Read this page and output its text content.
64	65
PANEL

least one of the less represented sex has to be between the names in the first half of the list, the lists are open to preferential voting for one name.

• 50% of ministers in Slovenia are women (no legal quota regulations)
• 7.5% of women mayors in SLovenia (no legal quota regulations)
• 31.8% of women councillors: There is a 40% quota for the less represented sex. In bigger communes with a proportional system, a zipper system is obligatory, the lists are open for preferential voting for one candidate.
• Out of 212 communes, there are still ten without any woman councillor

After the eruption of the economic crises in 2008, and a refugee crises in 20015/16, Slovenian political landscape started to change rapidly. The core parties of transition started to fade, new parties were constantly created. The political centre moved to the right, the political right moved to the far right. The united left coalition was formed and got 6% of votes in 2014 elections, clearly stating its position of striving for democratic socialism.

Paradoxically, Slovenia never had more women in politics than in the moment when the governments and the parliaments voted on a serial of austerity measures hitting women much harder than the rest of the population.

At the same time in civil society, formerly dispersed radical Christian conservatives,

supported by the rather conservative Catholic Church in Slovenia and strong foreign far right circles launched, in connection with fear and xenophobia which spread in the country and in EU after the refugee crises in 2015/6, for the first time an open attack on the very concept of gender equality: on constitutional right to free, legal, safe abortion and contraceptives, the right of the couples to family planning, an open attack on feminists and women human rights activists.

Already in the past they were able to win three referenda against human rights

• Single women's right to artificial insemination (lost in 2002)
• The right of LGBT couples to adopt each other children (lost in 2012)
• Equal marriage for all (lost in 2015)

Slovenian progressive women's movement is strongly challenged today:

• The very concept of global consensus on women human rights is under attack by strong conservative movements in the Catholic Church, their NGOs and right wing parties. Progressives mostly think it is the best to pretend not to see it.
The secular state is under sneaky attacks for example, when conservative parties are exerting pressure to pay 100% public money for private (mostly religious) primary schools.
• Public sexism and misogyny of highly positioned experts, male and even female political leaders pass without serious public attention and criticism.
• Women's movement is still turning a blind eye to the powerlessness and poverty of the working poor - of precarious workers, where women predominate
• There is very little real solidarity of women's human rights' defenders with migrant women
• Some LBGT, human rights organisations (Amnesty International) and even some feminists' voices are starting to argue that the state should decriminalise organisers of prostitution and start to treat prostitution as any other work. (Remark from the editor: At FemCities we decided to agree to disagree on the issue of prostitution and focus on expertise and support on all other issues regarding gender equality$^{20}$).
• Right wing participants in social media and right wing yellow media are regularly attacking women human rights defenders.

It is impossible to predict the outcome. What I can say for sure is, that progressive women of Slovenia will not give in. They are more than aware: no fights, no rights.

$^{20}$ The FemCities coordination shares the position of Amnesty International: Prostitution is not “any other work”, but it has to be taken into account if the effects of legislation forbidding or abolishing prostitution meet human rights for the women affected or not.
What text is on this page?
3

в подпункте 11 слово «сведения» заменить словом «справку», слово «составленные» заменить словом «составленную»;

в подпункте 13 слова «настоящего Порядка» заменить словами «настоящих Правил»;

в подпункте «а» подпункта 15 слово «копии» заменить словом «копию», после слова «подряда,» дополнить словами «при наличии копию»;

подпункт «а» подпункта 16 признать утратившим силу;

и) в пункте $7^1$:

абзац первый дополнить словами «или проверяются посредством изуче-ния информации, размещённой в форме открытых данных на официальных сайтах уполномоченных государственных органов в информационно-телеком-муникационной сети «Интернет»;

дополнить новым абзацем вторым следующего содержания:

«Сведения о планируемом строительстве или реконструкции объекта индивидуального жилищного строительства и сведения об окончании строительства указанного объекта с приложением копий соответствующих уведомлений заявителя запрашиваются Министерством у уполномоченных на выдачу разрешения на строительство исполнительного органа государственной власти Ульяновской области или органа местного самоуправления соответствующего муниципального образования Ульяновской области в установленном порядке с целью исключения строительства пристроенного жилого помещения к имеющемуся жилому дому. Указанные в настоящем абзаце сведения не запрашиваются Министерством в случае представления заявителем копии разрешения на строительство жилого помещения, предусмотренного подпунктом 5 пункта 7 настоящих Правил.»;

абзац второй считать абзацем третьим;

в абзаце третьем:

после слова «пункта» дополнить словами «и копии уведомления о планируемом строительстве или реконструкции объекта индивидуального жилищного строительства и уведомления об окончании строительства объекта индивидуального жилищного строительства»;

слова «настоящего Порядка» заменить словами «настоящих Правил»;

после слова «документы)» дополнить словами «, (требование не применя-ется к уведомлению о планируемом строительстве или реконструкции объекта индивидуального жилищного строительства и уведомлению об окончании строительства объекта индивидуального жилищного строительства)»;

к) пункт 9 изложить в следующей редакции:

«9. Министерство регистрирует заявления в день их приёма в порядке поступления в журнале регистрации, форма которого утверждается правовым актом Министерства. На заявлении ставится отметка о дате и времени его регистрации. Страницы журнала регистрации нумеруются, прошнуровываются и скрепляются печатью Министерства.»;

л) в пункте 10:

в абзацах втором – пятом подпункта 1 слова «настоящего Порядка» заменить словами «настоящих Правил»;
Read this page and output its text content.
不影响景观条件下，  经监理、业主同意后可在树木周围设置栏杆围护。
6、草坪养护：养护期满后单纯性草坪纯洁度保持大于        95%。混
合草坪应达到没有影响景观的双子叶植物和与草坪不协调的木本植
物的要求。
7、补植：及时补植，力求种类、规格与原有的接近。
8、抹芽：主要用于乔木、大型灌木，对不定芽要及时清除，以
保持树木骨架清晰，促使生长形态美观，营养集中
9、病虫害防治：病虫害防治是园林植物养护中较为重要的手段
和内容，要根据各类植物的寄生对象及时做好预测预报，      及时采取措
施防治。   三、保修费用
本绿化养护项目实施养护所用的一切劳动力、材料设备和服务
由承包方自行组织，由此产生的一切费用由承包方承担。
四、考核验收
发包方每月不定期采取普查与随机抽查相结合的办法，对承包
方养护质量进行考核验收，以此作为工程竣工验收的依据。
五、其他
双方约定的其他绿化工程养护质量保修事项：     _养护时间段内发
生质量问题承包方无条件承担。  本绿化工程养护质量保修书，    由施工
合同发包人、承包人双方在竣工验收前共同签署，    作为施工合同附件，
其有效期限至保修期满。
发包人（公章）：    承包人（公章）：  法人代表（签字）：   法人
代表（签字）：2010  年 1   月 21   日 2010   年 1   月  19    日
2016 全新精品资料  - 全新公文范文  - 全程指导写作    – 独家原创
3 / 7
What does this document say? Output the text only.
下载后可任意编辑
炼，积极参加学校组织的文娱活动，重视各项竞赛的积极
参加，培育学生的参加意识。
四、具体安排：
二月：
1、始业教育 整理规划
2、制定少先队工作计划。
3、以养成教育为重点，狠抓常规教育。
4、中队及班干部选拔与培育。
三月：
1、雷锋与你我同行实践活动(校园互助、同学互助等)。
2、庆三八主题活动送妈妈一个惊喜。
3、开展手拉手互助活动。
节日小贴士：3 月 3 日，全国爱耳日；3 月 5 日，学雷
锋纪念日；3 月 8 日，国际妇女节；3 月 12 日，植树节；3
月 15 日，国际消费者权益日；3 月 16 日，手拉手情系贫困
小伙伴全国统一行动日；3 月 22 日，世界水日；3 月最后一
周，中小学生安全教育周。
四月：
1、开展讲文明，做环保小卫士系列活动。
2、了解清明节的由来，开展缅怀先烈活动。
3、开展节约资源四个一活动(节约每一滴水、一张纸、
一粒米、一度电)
————
*Task goal*
Find the word "even" in the data and copy out each line where it turns up.

*Solution*
• Public sexism and misogyny of highly positioned experts, male and even female political leaders pass without serious public attention and criticism.
• Some LBGT, human rights organisations (Amnesty International) and even some feminists' voices are starting to argue that the state should decriminalise organisers of prostitution and start to treat prostitution as any other work. (Remark from the editor: At FemCities we decided to agree to disagree on the issue of prostitution and focus on expertise and support on all other issues regarding gender equality$^{20}$).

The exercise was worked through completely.